[Records from a collection of figures]

((

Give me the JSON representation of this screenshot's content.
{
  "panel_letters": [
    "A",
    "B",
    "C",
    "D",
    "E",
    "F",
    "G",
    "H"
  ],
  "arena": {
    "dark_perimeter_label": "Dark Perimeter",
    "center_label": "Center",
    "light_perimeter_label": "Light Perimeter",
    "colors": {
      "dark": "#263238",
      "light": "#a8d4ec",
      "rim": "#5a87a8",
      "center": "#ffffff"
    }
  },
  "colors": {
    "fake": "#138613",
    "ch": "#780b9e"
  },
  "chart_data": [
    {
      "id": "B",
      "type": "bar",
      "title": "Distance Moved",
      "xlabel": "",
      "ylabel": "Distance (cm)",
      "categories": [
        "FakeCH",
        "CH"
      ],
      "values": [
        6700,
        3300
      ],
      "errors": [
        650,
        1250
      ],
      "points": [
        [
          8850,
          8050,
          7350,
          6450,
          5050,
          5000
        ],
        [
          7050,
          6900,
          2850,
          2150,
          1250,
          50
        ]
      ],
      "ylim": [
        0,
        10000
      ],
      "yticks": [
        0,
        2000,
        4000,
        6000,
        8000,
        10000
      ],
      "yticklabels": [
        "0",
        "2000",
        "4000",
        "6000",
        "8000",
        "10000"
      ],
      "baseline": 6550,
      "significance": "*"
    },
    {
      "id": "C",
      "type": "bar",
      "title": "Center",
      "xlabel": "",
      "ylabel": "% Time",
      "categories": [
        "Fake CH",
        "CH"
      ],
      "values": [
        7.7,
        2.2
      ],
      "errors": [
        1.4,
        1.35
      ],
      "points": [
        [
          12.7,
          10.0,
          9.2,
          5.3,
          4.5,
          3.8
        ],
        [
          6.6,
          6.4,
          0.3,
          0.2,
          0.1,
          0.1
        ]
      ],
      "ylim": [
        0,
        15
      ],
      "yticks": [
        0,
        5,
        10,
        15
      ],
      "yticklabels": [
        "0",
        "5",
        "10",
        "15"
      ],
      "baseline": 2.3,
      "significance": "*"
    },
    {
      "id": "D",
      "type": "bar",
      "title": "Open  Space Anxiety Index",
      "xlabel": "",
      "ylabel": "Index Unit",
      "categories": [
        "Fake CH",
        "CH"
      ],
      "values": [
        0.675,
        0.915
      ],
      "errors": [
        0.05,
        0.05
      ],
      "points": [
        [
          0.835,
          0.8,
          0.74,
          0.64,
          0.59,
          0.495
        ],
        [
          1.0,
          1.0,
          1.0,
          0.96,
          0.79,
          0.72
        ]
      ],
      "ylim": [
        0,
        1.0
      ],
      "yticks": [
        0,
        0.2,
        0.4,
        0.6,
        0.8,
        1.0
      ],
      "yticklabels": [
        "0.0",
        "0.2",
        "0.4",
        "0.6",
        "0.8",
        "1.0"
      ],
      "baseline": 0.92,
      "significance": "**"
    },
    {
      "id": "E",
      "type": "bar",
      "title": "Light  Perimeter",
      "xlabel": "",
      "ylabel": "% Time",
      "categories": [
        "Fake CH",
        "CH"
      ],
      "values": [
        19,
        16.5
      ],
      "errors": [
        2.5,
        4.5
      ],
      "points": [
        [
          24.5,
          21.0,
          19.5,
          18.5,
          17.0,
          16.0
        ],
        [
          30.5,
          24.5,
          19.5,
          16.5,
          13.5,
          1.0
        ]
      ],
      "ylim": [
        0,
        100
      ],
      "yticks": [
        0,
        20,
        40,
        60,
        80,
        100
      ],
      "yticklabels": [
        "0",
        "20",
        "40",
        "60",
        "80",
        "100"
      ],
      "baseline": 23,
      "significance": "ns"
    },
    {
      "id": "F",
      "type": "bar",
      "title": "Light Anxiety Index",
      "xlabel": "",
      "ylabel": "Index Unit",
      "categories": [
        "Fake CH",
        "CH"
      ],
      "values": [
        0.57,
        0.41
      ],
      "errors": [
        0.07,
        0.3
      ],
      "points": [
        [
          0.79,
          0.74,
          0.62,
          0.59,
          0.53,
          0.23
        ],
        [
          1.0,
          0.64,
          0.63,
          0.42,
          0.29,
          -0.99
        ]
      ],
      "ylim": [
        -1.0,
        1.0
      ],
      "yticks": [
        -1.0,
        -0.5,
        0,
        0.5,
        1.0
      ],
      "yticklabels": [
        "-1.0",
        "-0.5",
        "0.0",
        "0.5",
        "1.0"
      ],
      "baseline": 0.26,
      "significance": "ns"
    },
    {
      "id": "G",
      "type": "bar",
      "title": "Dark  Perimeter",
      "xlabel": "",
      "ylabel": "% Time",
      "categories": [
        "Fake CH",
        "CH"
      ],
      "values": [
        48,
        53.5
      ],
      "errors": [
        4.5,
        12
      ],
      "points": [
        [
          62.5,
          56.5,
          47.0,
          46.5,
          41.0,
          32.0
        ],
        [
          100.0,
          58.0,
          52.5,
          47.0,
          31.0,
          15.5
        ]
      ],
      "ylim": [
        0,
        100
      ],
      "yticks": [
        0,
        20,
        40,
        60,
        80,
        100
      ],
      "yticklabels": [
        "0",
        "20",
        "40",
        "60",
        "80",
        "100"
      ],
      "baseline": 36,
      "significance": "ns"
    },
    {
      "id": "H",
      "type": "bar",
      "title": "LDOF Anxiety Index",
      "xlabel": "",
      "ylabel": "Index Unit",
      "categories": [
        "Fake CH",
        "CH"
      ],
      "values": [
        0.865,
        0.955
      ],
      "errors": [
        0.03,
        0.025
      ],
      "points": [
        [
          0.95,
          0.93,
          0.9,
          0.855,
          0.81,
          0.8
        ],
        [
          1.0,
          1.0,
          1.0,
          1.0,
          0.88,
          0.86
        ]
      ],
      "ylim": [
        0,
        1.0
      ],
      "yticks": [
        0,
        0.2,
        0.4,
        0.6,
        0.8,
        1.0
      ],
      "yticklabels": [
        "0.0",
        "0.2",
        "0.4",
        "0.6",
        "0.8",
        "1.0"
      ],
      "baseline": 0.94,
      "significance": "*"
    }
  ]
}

))

→ Goal: Recopy all the lines exactly as they appear.

→ Response below:
Give me the JSON representation of this screenshot's content.
{
  "panel_letters": [
    "A",
    "B",
    "C",
    "D",
    "E",
    "F",
    "G",
    "H"
  ],
  "arena": {
    "dark_perimeter_label": "Dark Perimeter",
    "center_label": "Center",
    "light_perimeter_label": "Light Perimeter",
    "colors": {
      "dark": "#263238",
      "light": "#a8d4ec",
      "rim": "#5a87a8",
      "center": "#ffffff"
    }
  },
  "colors": {
    "fake": "#138613",
    "ch": "#780b9e"
  },
  "chart_data": [
    {
      "id": "B",
      "type": "bar",
      "title": "Distance Moved",
      "xlabel": "",
      "ylabel": "Distance (cm)",
      "categories": [
        "FakeCH",
        "CH"
      ],
      "values": [
        6700,
        3300
      ],
      "errors": [
        650,
        1250
      ],
      "points": [
        [
          8850,
          8050,
          7350,
          6450,
          5050,
          5000
        ],
        [
          7050,
          6900,
          2850,
          2150,
          1250,
          50
        ]
      ],
      "ylim": [
        0,
        10000
      ],
      "yticks": [
        0,
        2000,
        4000,
        6000,
        8000,
        10000
      ],
      "yticklabels": [
        "0",
        "2000",
        "4000",
        "6000",
        "8000",
        "10000"
      ],
      "baseline": 6550,
      "significance": "*"
    },
    {
      "id": "C",
      "type": "bar",
      "title": "Center",
      "xlabel": "",
      "ylabel": "% Time",
      "categories": [
        "Fake CH",
        "CH"
      ],
      "values": [
        7.7,
        2.2
      ],
      "errors": [
        1.4,
        1.35
      ],
      "points": [
        [
          12.7,
          10.0,
          9.2,
          5.3,
          4.5,
          3.8
        ],
        [
          6.6,
          6.4,
          0.3,
          0.2,
          0.1,
          0.1
        ]
      ],
      "ylim": [
        0,
        15
      ],
      "yticks": [
        0,
        5,
        10,
        15
      ],
      "yticklabels": [
        "0",
        "5",
        "10",
        "15"
      ],
      "baseline": 2.3,
      "significance": "*"
    },
    {
      "id": "D",
      "type": "bar",
      "title": "Open  Space Anxiety Index",
      "xlabel": "",
      "ylabel": "Index Unit",
      "categories": [
        "Fake CH",
        "CH"
      ],
      "values": [
        0.675,
        0.915
      ],
      "errors": [
        0.05,
        0.05
      ],
      "points": [
        [
          0.835,
          0.8,
          0.74,
          0.64,
          0.59,
          0.495
        ],
        [
          1.0,
          1.0,
          1.0,
          0.96,
          0.79,
          0.72
        ]
      ],
      "ylim": [
        0,
        1.0
      ],
      "yticks": [
        0,
        0.2,
        0.4,
        0.6,
        0.8,
        1.0
      ],
      "yticklabels": [
        "0.0",
        "0.2",
        "0.4",
        "0.6",
        "0.8",
        "1.0"
      ],
      "baseline": 0.92,
      "significance": "**"
    },
    {
      "id": "E",
      "type": "bar",
      "title": "Light  Perimeter",
      "xlabel": "",
      "ylabel": "% Time",
      "categories": [
        "Fake CH",
        "CH"
      ],
      "values": [
        19,
        16.5
      ],
      "errors": [
        2.5,
        4.5
      ],
      "points": [
        [
          24.5,
          21.0,
          19.5,
          18.5,
          17.0,
          16.0
        ],
        [
          30.5,
          24.5,
          19.5,
          16.5,
          13.5,
          1.0
        ]
      ],
      "ylim": [
        0,
        100
      ],
      "yticks": [
        0,
        20,
        40,
        60,
        80,
        100
      ],
      "yticklabels": [
        "0",
        "20",
        "40",
        "60",
        "80",
        "100"
      ],
      "baseline": 23,
      "significance": "ns"
    },
    {
      "id": "F",
      "type": "bar",
      "title": "Light Anxiety Index",
      "xlabel": "",
      "ylabel": "Index Unit",
      "categories": [
        "Fake CH",
        "CH"
      ],
      "values": [
        0.57,
        0.41
      ],
      "errors": [
        0.07,
        0.3
      ],
      "points": [
        [
          0.79,
          0.74,
          0.62,
          0.59,
          0.53,
          0.23
        ],
        [
          1.0,
          0.64,
          0.63,
          0.42,
          0.29,
          -0.99
        ]
      ],
      "ylim": [
        -1.0,
        1.0
      ],
      "yticks": [
        -1.0,
        -0.5,
        0,
        0.5,
        1.0
      ],
      "yticklabels": [
        "-1.0",
        "-0.5",
        "0.0",
        "0.5",
        "1.0"
      ],
      "baseline": 0.26,
      "significance": "ns"
    },
    {
      "id": "G",
      "type": "bar",
      "title": "Dark  Perimeter",
      "xlabel": "",
      "ylabel": "% Time",
      "categories": [
        "Fake CH",
        "CH"
      ],
      "values": [
        48,
        53.5
      ],
      "errors": [
        4.5,
        12
      ],
      "points": [
        [
          62.5,
          56.5,
          47.0,
          46.5,
          41.0,
          32.0
        ],
        [
          100.0,
          58.0,
          52.5,
          47.0,
          31.0,
          15.5
        ]
      ],
      "ylim": [
        0,
        100
      ],
      "yticks": [
        0,
        20,
        40,
        60,
        80,
        100
      ],
      "yticklabels": [
        "0",
        "20",
        "40",
        "60",
        "80",
        "100"
      ],
      "baseline": 36,
      "significance": "ns"
    },
    {
      "id": "H",
      "type": "bar",
      "title": "LDOF Anxiety Index",
      "xlabel": "",
      "ylabel": "Index Unit",
      "categories": [
        "Fake CH",
        "CH"
      ],
      "values": [
        0.865,
        0.955
      ],
      "errors": [
        0.03,
        0.025
      ],
      "points": [
        [
          0.95,
          0.93,
          0.9,
          0.855,
          0.81,
          0.8
        ],
        [
          1.0,
          1.0,
          1.0,
          1.0,
          0.88,
          0.86
        ]
      ],
      "ylim": [
        0,
        1.0
      ],
      "yticks": [
        0,
        0.2,
        0.4,
        0.6,
        0.8,
        1.0
      ],
      "yticklabels": [
        "0.0",
        "0.2",
        "0.4",
        "0.6",
        "0.8",
        "1.0"
      ],
      "baseline": 0.94,
      "significance": "*"
    }
  ]
}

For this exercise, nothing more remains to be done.